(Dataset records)
**********

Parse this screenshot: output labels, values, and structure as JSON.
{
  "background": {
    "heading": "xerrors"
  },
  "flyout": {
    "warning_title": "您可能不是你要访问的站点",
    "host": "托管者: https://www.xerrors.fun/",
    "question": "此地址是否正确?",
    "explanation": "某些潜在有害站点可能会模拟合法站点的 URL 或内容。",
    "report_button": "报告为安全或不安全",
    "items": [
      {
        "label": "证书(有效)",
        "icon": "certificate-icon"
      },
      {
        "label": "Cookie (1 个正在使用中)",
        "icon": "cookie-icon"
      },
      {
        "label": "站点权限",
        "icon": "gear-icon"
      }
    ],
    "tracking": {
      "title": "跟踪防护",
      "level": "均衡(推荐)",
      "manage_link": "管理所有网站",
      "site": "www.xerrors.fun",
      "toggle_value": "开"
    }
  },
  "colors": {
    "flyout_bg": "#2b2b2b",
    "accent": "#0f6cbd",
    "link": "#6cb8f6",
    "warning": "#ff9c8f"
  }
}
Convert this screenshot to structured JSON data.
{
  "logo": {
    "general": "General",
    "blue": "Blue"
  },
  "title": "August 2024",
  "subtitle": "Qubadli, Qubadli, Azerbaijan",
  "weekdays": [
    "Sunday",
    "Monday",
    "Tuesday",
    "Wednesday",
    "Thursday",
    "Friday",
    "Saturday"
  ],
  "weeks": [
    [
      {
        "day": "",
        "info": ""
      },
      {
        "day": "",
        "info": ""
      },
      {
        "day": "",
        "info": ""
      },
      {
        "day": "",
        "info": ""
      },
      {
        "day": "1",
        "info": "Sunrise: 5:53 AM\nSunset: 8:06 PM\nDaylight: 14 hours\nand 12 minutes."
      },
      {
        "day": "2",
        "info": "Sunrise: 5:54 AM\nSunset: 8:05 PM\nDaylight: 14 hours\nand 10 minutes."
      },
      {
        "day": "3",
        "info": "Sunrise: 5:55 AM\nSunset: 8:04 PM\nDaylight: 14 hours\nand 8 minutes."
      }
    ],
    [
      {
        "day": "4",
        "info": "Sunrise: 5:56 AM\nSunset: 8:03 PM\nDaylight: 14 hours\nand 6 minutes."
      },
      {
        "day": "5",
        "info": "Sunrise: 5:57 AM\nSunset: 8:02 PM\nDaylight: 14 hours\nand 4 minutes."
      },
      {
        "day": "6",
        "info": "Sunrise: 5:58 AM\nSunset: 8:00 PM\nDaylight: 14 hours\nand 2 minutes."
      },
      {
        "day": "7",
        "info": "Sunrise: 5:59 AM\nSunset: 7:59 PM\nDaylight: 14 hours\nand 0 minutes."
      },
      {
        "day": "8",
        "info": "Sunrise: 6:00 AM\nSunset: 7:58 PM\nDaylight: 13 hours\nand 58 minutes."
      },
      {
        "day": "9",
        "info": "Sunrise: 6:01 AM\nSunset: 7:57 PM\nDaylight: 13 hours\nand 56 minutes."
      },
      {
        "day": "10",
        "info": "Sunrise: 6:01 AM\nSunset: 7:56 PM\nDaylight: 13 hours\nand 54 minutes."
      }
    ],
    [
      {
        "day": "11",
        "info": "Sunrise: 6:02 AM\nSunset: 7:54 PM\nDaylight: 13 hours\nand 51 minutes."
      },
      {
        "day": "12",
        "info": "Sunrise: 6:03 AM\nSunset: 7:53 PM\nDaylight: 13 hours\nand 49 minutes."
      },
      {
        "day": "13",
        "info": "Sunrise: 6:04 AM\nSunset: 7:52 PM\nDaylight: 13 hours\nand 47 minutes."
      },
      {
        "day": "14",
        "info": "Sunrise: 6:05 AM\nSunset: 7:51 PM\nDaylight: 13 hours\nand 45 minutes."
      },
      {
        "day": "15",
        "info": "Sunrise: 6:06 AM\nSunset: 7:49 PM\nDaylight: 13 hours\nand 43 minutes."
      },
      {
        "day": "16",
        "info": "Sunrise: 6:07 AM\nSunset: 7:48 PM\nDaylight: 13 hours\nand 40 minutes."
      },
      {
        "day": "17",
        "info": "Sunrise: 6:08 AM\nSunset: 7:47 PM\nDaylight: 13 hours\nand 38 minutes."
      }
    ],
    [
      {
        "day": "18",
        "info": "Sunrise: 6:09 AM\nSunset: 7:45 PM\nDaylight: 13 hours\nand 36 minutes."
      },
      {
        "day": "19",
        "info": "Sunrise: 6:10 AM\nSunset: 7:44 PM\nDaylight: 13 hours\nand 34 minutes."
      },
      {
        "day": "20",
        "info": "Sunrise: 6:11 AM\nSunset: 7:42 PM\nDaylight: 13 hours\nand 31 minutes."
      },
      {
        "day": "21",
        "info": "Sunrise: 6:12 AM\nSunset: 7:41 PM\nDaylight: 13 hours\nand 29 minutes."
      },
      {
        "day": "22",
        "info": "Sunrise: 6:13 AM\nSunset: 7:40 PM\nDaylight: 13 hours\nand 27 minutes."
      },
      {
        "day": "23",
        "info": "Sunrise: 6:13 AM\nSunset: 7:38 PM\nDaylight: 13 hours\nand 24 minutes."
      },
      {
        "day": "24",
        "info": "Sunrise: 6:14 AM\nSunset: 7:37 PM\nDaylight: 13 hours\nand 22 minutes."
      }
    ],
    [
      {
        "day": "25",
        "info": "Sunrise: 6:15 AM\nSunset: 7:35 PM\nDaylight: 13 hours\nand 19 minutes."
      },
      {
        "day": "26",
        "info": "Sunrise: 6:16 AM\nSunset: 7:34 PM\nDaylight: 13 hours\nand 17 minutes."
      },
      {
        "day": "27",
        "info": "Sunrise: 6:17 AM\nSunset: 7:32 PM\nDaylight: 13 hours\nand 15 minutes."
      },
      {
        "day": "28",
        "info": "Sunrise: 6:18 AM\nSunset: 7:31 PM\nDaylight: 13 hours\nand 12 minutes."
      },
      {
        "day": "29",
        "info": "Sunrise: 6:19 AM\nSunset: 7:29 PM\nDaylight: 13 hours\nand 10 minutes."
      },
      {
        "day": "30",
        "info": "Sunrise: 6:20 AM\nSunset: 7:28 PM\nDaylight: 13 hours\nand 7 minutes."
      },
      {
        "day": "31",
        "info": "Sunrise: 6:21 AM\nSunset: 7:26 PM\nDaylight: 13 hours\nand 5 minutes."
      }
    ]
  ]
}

**********

Exercise instructions » Of all the lines in the data above, state how many include "screenshot". Say only the number.

Task solution » 2